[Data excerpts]

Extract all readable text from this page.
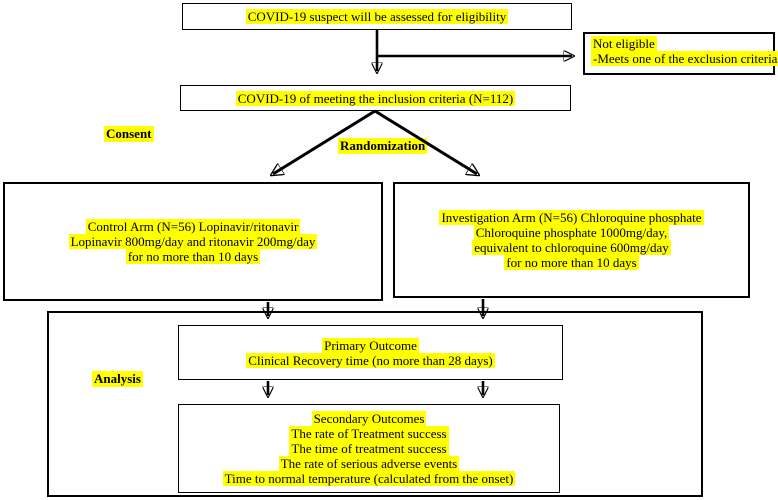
COVID-19 suspect will be assessed for eligibility
Not eligible
-Meets one of the exclusion criteria
COVID-19 of meeting the inclusion criteria (N=112)
Consent
Randomization
Control Arm (N=56) Lopinavir/ritonavir
Lopinavir 800mg/day and ritonavir 200mg/day
for no more than 10 days
Investigation Arm (N=56) Chloroquine phosphate
Chloroquine phosphate 1000mg/day,
equivalent to chloroquine 600mg/day
for no more than 10 days
Analysis
Primary Outcome
Clinical Recovery time (no more than 28 days)
Secondary Outcomes
The rate of Treatment success
The time of treatment success
The rate of serious adverse events
Time to normal temperature (calculated from the onset)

## TASK BRIEF
Leave the pictures out and print the records above exactly as they stand.

## EXERCISE RESPONSE
Extract all readable text from this page.
COVID-19 suspect will be assessed for eligibility
Not eligible
-Meets one of the exclusion criteria
COVID-19 of meeting the inclusion criteria (N=112)
Consent
Randomization
Control Arm (N=56) Lopinavir/ritonavir
Lopinavir 800mg/day and ritonavir 200mg/day
for no more than 10 days
Investigation Arm (N=56) Chloroquine phosphate
Chloroquine phosphate 1000mg/day,
equivalent to chloroquine 600mg/day
for no more than 10 days
Analysis
Primary Outcome
Clinical Recovery time (no more than 28 days)
Secondary Outcomes
The rate of Treatment success
The time of treatment success
The rate of serious adverse events
Time to normal temperature (calculated from the onset)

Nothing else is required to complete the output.